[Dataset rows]
:::

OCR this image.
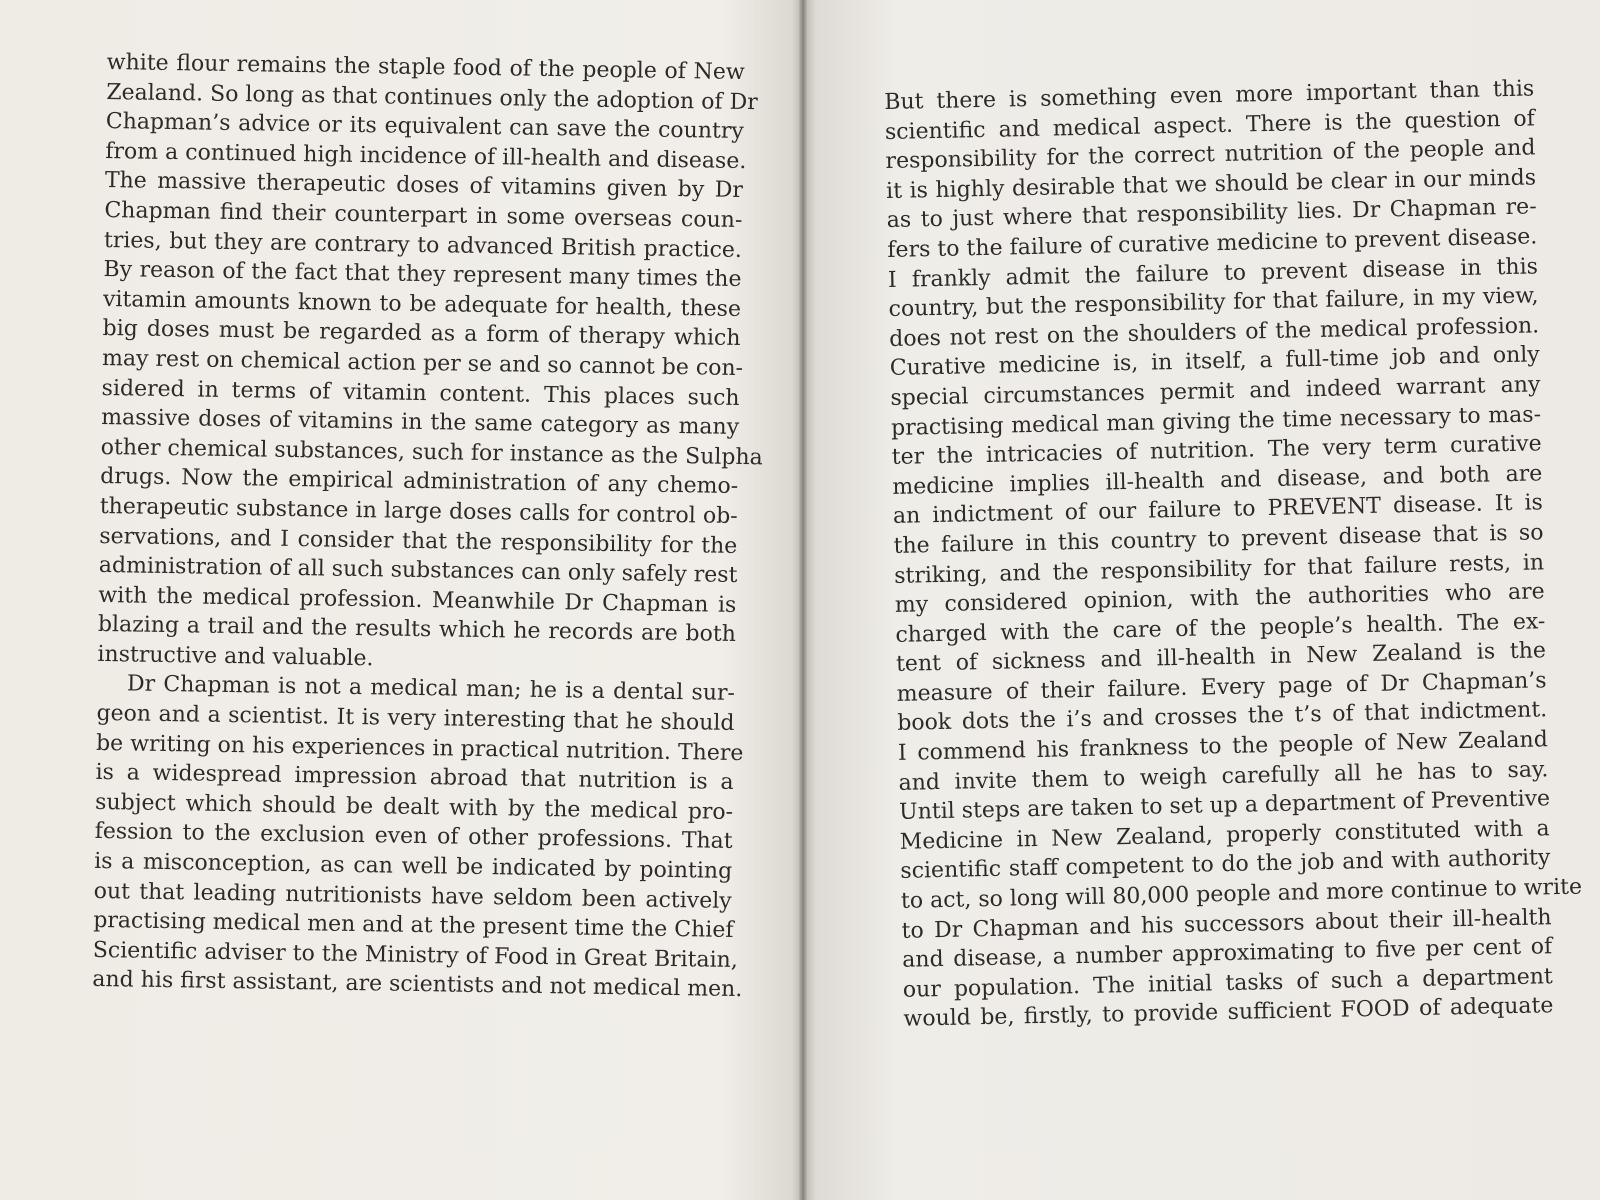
white flour remains the staple food of the people of New
Zealand. So long as that continues only the adoption of Dr
Chapman’s advice or its equivalent can save the country
from a continued high incidence of ill-health and disease.
The massive therapeutic doses of vitamins given by Dr
Chapman find their counterpart in some overseas coun-
tries, but they are contrary to advanced British practice.
By reason of the fact that they represent many times the
vitamin amounts known to be adequate for health, these
big doses must be regarded as a form of therapy which
may rest on chemical action per se and so cannot be con-
sidered in terms of vitamin content. This places such
massive doses of vitamins in the same category as many
other chemical substances, such for instance as the Sulpha
drugs. Now the empirical administration of any chemo-
therapeutic substance in large doses calls for control ob-
servations, and I consider that the responsibility for the
administration of all such substances can only safely rest
with the medical profession. Meanwhile Dr Chapman is
blazing a trail and the results which he records are both
instructive and valuable.
Dr Chapman is not a medical man; he is a dental sur-
geon and a scientist. It is very interesting that he should
be writing on his experiences in practical nutrition. There
is a widespread impression abroad that nutrition is a
subject which should be dealt with by the medical pro-
fession to the exclusion even of other professions. That
is a misconception, as can well be indicated by pointing
out that leading nutritionists have seldom been actively
practising medical men and at the present time the Chief
Scientific adviser to the Ministry of Food in Great Britain,
and his first assistant, are scientists and not medical men.
But there is something even more important than this
scientific and medical aspect. There is the question of
responsibility for the correct nutrition of the people and
it is highly desirable that we should be clear in our minds
as to just where that responsibility lies. Dr Chapman re-
fers to the failure of curative medicine to prevent disease.
I frankly admit the failure to prevent disease in this
country, but the responsibility for that failure, in my view,
does not rest on the shoulders of the medical profession.
Curative medicine is, in itself, a full-time job and only
special circumstances permit and indeed warrant any
practising medical man giving the time necessary to mas-
ter the intricacies of nutrition. The very term curative
medicine implies ill-health and disease, and both are
an indictment of our failure to PREVENT disease. It is
the failure in this country to prevent disease that is so
striking, and the responsibility for that failure rests, in
my considered opinion, with the authorities who are
charged with the care of the people’s health. The ex-
tent of sickness and ill-health in New Zealand is the
measure of their failure. Every page of Dr Chapman’s
book dots the i’s and crosses the t’s of that indictment.
I commend his frankness to the people of New Zealand
and invite them to weigh carefully all he has to say.
Until steps are taken to set up a department of Preventive
Medicine in New Zealand, properly constituted with a
scientific staff competent to do the job and with authority
to act, so long will 80,000 people and more continue to write
to Dr Chapman and his successors about their ill-health
and disease, a number approximating to five per cent of
our population. The initial tasks of such a department
would be, firstly, to provide sufficient FOOD of adequate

:::

#### Request
Find the string "department" in the records, then copy each line where it occurs.

#### Task result
Until steps are taken to set up a department of Preventive
our population. The initial tasks of such a department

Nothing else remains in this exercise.